## What is required
Lines containing the word "years" are to be located and copied.

* BEGIN Extracted records *

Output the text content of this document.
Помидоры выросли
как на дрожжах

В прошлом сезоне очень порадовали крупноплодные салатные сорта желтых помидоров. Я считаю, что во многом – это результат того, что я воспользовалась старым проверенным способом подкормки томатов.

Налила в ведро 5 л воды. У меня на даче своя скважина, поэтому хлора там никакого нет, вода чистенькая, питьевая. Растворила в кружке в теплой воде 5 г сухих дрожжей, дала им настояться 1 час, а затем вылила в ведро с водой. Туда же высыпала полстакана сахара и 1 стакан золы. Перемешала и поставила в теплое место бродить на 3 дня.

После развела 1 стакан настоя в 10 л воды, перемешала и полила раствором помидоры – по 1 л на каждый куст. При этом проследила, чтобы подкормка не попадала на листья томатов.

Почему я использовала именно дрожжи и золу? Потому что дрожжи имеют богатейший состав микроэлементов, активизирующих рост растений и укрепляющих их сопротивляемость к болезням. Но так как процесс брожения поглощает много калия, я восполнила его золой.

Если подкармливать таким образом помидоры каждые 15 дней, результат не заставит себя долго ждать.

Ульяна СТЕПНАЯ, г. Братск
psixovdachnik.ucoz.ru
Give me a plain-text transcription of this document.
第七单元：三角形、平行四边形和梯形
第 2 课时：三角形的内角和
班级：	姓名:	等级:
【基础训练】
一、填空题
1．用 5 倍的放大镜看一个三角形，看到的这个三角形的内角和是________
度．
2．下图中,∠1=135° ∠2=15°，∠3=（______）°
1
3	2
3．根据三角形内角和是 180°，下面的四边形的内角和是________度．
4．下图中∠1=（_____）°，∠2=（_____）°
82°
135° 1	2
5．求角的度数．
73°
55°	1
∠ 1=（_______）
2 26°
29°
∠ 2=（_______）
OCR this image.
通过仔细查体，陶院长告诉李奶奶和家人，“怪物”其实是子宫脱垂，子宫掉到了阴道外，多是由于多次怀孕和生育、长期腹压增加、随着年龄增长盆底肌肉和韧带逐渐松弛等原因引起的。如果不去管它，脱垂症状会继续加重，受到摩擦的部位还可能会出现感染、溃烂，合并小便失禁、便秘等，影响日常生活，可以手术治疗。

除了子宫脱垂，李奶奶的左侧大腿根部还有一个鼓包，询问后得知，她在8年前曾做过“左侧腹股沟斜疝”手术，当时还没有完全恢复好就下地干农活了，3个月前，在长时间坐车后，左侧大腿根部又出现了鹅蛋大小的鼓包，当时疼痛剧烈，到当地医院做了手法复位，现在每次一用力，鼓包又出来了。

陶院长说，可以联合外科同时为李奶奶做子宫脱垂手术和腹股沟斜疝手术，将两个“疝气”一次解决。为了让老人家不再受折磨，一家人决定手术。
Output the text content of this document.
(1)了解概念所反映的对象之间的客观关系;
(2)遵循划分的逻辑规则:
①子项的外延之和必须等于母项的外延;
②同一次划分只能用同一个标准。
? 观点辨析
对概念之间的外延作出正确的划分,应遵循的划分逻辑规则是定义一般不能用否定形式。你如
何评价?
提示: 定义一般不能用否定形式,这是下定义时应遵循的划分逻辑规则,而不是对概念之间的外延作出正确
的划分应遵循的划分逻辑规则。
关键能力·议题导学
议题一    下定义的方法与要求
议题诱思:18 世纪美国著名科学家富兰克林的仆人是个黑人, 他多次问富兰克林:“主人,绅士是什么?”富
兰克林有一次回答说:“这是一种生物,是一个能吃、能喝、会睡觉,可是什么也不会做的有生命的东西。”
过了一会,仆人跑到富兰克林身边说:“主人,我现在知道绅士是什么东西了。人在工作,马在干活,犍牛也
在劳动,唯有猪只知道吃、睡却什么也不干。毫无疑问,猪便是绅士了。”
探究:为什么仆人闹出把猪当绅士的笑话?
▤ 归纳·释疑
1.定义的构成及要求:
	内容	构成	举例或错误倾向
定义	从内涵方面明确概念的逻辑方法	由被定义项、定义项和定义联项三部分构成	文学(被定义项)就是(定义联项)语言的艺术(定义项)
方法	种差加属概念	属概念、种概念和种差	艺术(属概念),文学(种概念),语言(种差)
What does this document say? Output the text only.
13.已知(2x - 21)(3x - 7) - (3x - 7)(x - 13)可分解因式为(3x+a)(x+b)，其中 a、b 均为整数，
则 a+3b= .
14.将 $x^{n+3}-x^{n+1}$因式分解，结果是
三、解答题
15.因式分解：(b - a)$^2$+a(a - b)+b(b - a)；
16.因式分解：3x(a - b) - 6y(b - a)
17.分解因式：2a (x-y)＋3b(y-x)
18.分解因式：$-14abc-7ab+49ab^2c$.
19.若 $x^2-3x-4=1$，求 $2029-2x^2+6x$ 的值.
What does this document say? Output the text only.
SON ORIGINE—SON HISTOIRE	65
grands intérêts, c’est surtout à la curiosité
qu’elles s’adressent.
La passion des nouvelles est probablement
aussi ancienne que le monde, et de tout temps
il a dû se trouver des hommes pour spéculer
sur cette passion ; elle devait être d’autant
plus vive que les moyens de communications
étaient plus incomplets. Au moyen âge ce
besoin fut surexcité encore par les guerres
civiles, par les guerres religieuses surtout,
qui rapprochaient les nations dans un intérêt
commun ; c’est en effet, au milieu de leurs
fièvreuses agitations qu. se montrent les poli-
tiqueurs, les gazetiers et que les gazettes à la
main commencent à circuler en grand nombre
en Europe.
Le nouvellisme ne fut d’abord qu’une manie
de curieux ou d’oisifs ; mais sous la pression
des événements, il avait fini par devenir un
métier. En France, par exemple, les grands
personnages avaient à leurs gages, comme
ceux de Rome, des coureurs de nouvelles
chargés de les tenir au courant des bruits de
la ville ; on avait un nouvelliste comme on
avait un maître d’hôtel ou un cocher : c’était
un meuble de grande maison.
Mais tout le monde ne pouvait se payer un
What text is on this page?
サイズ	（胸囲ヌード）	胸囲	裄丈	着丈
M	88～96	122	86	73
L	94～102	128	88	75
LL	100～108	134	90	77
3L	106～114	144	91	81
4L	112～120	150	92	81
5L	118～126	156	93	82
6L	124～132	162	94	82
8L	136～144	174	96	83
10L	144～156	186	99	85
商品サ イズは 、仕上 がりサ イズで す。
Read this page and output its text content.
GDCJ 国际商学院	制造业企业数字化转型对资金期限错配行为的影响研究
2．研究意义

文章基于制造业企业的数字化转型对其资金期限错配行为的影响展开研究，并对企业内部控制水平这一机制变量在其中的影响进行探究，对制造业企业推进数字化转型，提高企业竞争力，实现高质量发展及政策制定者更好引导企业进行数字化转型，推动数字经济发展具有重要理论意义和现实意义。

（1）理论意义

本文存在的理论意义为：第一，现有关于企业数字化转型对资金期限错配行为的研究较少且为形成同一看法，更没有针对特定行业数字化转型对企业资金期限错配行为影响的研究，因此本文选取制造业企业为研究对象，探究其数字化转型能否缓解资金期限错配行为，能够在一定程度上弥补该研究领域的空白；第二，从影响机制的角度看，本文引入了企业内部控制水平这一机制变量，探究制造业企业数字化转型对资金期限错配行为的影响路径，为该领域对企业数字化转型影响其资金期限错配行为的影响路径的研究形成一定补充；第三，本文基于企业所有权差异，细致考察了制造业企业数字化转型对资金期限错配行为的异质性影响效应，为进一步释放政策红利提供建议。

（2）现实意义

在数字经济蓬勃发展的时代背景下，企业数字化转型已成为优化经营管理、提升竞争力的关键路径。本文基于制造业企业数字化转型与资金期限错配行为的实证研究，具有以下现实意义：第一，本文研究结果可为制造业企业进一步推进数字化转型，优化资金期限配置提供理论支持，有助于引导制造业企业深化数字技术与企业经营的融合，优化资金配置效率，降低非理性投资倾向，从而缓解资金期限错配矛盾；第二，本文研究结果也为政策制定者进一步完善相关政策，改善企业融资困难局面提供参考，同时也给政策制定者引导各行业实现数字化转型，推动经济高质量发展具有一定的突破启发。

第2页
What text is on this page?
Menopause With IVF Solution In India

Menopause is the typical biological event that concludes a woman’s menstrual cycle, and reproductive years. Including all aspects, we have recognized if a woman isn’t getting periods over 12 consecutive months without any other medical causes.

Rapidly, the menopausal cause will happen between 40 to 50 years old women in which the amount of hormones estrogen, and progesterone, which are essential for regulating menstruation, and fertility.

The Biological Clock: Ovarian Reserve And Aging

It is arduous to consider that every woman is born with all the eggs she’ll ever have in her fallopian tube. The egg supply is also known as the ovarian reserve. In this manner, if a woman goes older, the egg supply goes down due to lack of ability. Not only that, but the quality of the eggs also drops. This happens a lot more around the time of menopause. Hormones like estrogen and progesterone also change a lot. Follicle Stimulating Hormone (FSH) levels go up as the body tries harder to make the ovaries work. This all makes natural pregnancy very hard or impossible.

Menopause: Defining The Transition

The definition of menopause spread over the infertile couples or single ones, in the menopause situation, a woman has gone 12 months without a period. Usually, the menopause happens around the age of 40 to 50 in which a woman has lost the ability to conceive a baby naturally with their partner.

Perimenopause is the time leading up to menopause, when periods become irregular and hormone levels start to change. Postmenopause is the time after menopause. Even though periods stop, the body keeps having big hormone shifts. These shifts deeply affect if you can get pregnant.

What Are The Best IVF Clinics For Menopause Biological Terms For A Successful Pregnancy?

* END Extracted records *

## Full response
Menopause is the typical biological event that concludes a woman’s menstrual cycle, and reproductive years. Including all aspects, we have recognized if a woman isn’t getting periods over 12 consecutive months without any other medical causes.
Rapidly, the menopausal cause will happen between 40 to 50 years old women in which the amount of hormones estrogen, and progesterone, which are essential for regulating menstruation, and fertility.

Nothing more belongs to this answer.